#### [AIM OF THE EXERCISE]
Give every line again exactly as it appears, please, but not the pictures.

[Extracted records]
★ ★ ★ ★ ★ ★ ★
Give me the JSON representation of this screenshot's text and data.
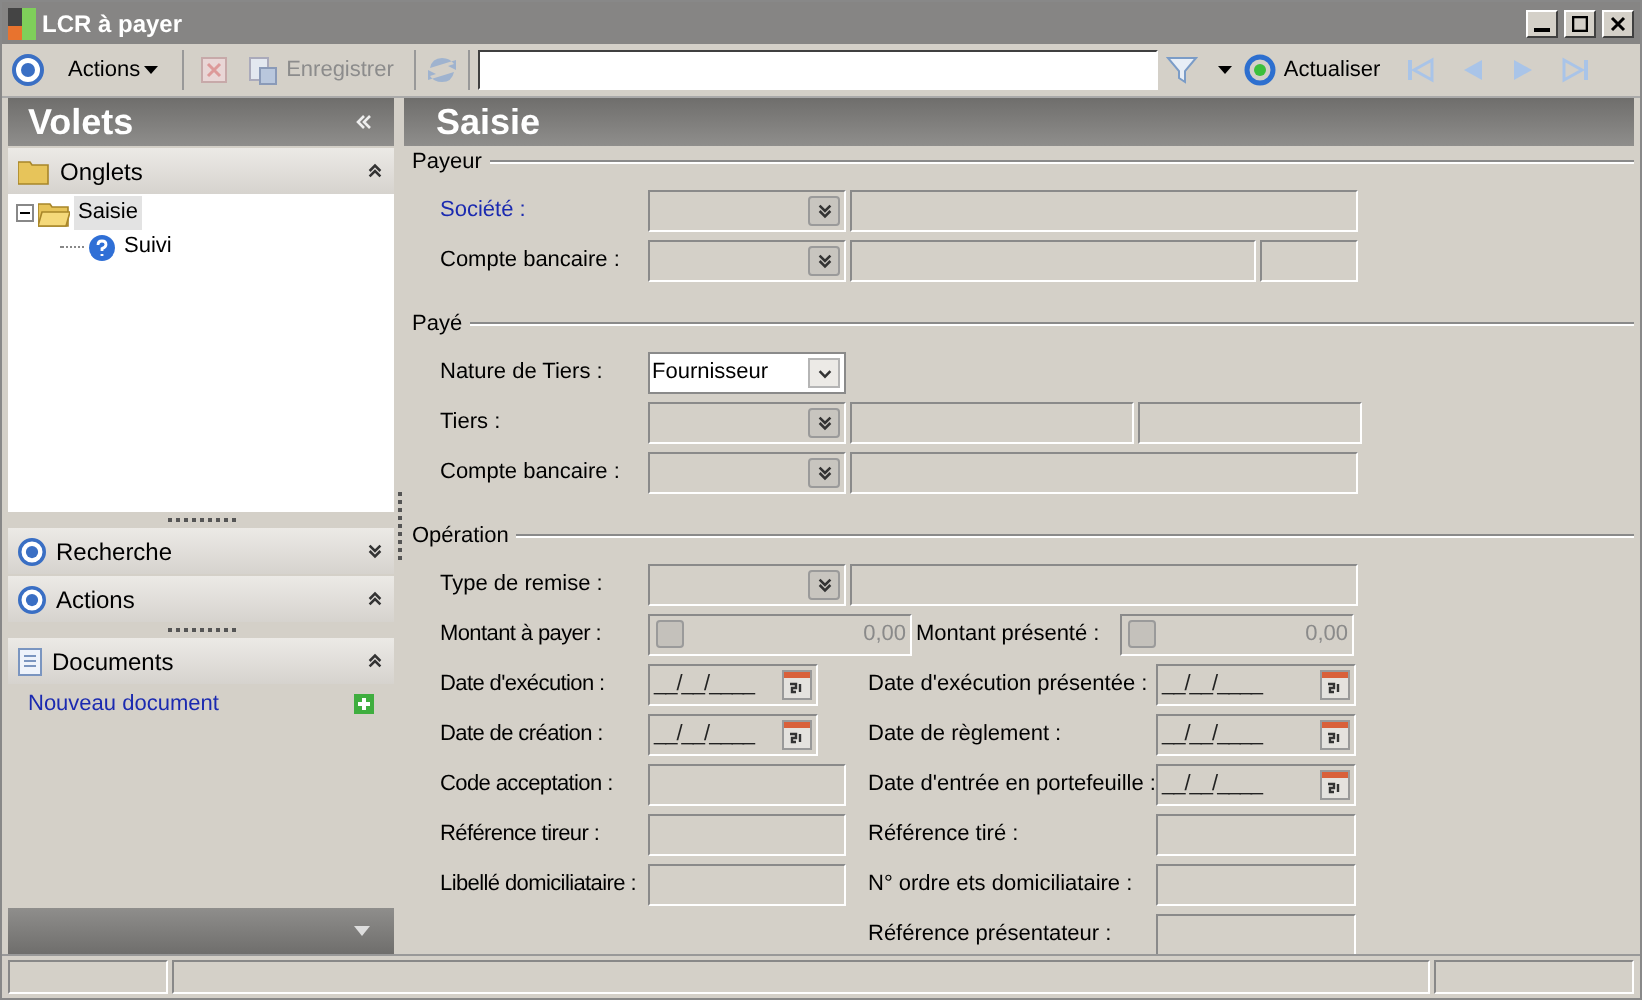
{
  "window": {
    "title": "LCR à payer"
  },
  "toolbar": {
    "actions_menu": "Actions",
    "save": "Enregistrer",
    "refresh": "Actualiser"
  },
  "left_panel": {
    "title": "Volets",
    "sections": [
      {
        "kind": "folder",
        "title": "Onglets",
        "expanded": true,
        "tree": [
          {
            "label": "Saisie",
            "selected": true,
            "children": [
              {
                "label": "Suivi",
                "selected": false
              }
            ]
          }
        ]
      },
      {
        "kind": "target",
        "title": "Recherche",
        "expanded": false
      },
      {
        "kind": "target",
        "title": "Actions",
        "expanded": true
      },
      {
        "kind": "document",
        "title": "Documents",
        "expanded": true,
        "links": [
          "Nouveau document"
        ]
      }
    ]
  },
  "form": {
    "title": "Saisie",
    "groups": [
      {
        "title": "Payeur",
        "rows": [
          {
            "kind": "combo_wide",
            "label": "Société :",
            "highlighted": true
          },
          {
            "kind": "combo_split",
            "label": "Compte bancaire  :",
            "highlighted": false
          }
        ]
      },
      {
        "title": "Payé",
        "rows": [
          {
            "kind": "select",
            "label": "Nature de Tiers :",
            "value": "Fournisseur",
            "highlighted": false
          },
          {
            "kind": "combo_half",
            "label": "Tiers :",
            "highlighted": false
          },
          {
            "kind": "combo_wide",
            "label": "Compte bancaire :",
            "highlighted": false
          }
        ]
      },
      {
        "title": "Opération",
        "rows": [
          {
            "kind": "combo_wide",
            "label": "Type de remise :",
            "highlighted": false
          }
        ],
        "pairs": [
          {
            "left": {
              "kind": "amount",
              "label": "Montant à payer :",
              "value": "0,00"
            },
            "right": {
              "kind": "amount",
              "label": "Montant présenté :",
              "value": "0,00"
            }
          },
          {
            "left": {
              "kind": "date",
              "label": "Date d'exécution :",
              "value": "__/__/____"
            },
            "right": {
              "kind": "date",
              "label": "Date d'exécution présentée :",
              "value": "__/__/____"
            }
          },
          {
            "left": {
              "kind": "date",
              "label": "Date de création :",
              "value": "__/__/____"
            },
            "right": {
              "kind": "date",
              "label": "Date de règlement :",
              "value": "__/__/____"
            }
          },
          {
            "left": {
              "kind": "text",
              "label": "Code acceptation :"
            },
            "right": {
              "kind": "date",
              "label": "Date d'entrée en portefeuille :",
              "value": "__/__/____"
            }
          },
          {
            "left": {
              "kind": "text",
              "label": "Référence tireur :"
            },
            "right": {
              "kind": "text",
              "label": "Référence tiré :"
            }
          },
          {
            "left": {
              "kind": "text",
              "label": "Libellé domiciliataire :"
            },
            "right": {
              "kind": "text",
              "label": "N° ordre ets domiciliataire :"
            }
          },
          {
            "right": {
              "kind": "text",
              "label": "Référence présentateur :"
            }
          }
        ]
      }
    ]
  }
}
★ ★ ★ ★ ★ ★ ★
#### [FULL RESPONSE]
Give me the JSON representation of this screenshot's text and data.
{
  "window": {
    "title": "LCR à payer"
  },
  "toolbar": {
    "actions_menu": "Actions",
    "save": "Enregistrer",
    "refresh": "Actualiser"
  },
  "left_panel": {
    "title": "Volets",
    "sections": [
      {
        "kind": "folder",
        "title": "Onglets",
        "expanded": true,
        "tree": [
          {
            "label": "Saisie",
            "selected": true,
            "children": [
              {
                "label": "Suivi",
                "selected": false
              }
            ]
          }
        ]
      },
      {
        "kind": "target",
        "title": "Recherche",
        "expanded": false
      },
      {
        "kind": "target",
        "title": "Actions",
        "expanded": true
      },
      {
        "kind": "document",
        "title": "Documents",
        "expanded": true,
        "links": [
          "Nouveau document"
        ]
      }
    ]
  },
  "form": {
    "title": "Saisie",
    "groups": [
      {
        "title": "Payeur",
        "rows": [
          {
            "kind": "combo_wide",
            "label": "Société :",
            "highlighted": true
          },
          {
            "kind": "combo_split",
            "label": "Compte bancaire  :",
            "highlighted": false
          }
        ]
      },
      {
        "title": "Payé",
        "rows": [
          {
            "kind": "select",
            "label": "Nature de Tiers :",
            "value": "Fournisseur",
            "highlighted": false
          },
          {
            "kind": "combo_half",
            "label": "Tiers :",
            "highlighted": false
          },
          {
            "kind": "combo_wide",
            "label": "Compte bancaire :",
            "highlighted": false
          }
        ]
      },
      {
        "title": "Opération",
        "rows": [
          {
            "kind": "combo_wide",
            "label": "Type de remise :",
            "highlighted": false
          }
        ],
        "pairs": [
          {
            "left": {
              "kind": "amount",
              "label": "Montant à payer :",
              "value": "0,00"
            },
            "right": {
              "kind": "amount",
              "label": "Montant présenté :",
              "value": "0,00"
            }
          },
          {
            "left": {
              "kind": "date",
              "label": "Date d'exécution :",
              "value": "__/__/____"
            },
            "right": {
              "kind": "date",
              "label": "Date d'exécution présentée :",
              "value": "__/__/____"
            }
          },
          {
            "left": {
              "kind": "date",
              "label": "Date de création :",
              "value": "__/__/____"
            },
            "right": {
              "kind": "date",
              "label": "Date de règlement :",
              "value": "__/__/____"
            }
          },
          {
            "left": {
              "kind": "text",
              "label": "Code acceptation :"
            },
            "right": {
              "kind": "date",
              "label": "Date d'entrée en portefeuille :",
              "value": "__/__/____"
            }
          },
          {
            "left": {
              "kind": "text",
              "label": "Référence tireur :"
            },
            "right": {
              "kind": "text",
              "label": "Référence tiré :"
            }
          },
          {
            "left": {
              "kind": "text",
              "label": "Libellé domiciliataire :"
            },
            "right": {
              "kind": "text",
              "label": "N° ordre ets domiciliataire :"
            }
          },
          {
            "right": {
              "kind": "text",
              "label": "Référence présentateur :"
            }
          }
        ]
      }
    ]
  }
}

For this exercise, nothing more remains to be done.